:: PROBLEM ::
The records below hold pictures; please leave those out and retype the rest exactly.

(Figure record extracts)
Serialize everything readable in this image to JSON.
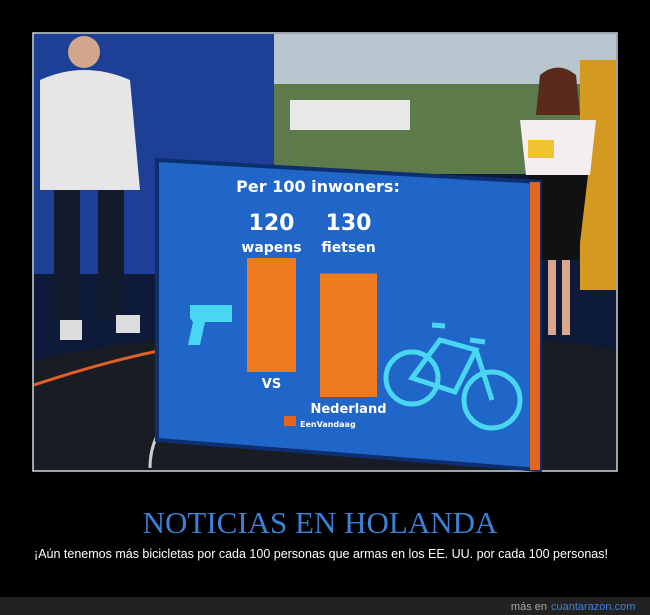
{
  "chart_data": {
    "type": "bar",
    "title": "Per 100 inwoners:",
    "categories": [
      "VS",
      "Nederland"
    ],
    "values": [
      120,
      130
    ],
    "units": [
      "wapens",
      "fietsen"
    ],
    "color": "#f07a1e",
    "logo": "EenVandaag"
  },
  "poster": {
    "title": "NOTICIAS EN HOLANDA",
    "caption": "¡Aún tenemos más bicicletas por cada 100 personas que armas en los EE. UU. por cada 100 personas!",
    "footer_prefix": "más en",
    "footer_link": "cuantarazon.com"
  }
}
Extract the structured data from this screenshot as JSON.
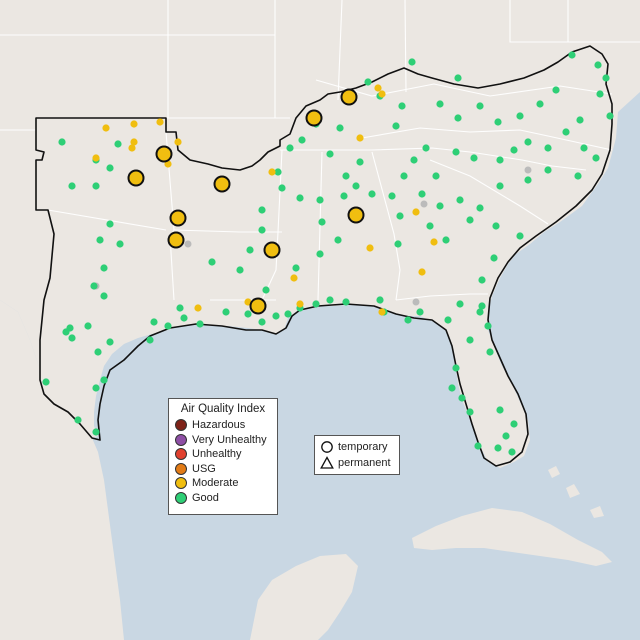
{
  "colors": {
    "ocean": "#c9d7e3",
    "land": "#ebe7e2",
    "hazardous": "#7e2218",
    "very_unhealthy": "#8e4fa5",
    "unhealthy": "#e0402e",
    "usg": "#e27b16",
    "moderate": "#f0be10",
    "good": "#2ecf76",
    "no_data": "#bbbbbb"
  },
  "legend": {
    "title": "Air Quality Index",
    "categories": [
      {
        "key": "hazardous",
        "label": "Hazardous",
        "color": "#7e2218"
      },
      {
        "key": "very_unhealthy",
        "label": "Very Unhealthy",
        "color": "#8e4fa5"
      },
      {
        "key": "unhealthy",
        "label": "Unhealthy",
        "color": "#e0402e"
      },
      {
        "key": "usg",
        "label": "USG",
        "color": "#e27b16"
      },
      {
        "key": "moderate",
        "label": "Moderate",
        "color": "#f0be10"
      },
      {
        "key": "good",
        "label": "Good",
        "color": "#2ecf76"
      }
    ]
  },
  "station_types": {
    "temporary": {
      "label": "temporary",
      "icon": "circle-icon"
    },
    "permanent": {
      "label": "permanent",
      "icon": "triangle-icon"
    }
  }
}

:: OUTPUT BELOW ::
Serialize everything readable in this image to JSON.
{
  "chart_data": {
    "type": "bar",
    "title": "Per 100 inwoners:",
    "categories": [
      "VS",
      "Nederland"
    ],
    "values": [
      120,
      130
    ],
    "units": [
      "wapens",
      "fietsen"
    ],
    "color": "#f07a1e",
    "logo": "EenVandaag"
  },
  "poster": {
    "title": "NOTICIAS EN HOLANDA",
    "caption": "¡Aún tenemos más bicicletas por cada 100 personas que armas en los EE. UU. por cada 100 personas!",
    "footer_prefix": "más en",
    "footer_link": "cuantarazon.com"
  }
}
Extract the structured data from this screenshot as JSON.
{
  "colors": {
    "ocean": "#c9d7e3",
    "land": "#ebe7e2",
    "hazardous": "#7e2218",
    "very_unhealthy": "#8e4fa5",
    "unhealthy": "#e0402e",
    "usg": "#e27b16",
    "moderate": "#f0be10",
    "good": "#2ecf76",
    "no_data": "#bbbbbb"
  },
  "legend": {
    "title": "Air Quality Index",
    "categories": [
      {
        "key": "hazardous",
        "label": "Hazardous",
        "color": "#7e2218"
      },
      {
        "key": "very_unhealthy",
        "label": "Very Unhealthy",
        "color": "#8e4fa5"
      },
      {
        "key": "unhealthy",
        "label": "Unhealthy",
        "color": "#e0402e"
      },
      {
        "key": "usg",
        "label": "USG",
        "color": "#e27b16"
      },
      {
        "key": "moderate",
        "label": "Moderate",
        "color": "#f0be10"
      },
      {
        "key": "good",
        "label": "Good",
        "color": "#2ecf76"
      }
    ]
  },
  "station_types": {
    "temporary": {
      "label": "temporary",
      "icon": "circle-icon"
    },
    "permanent": {
      "label": "permanent",
      "icon": "triangle-icon"
    }
  }
}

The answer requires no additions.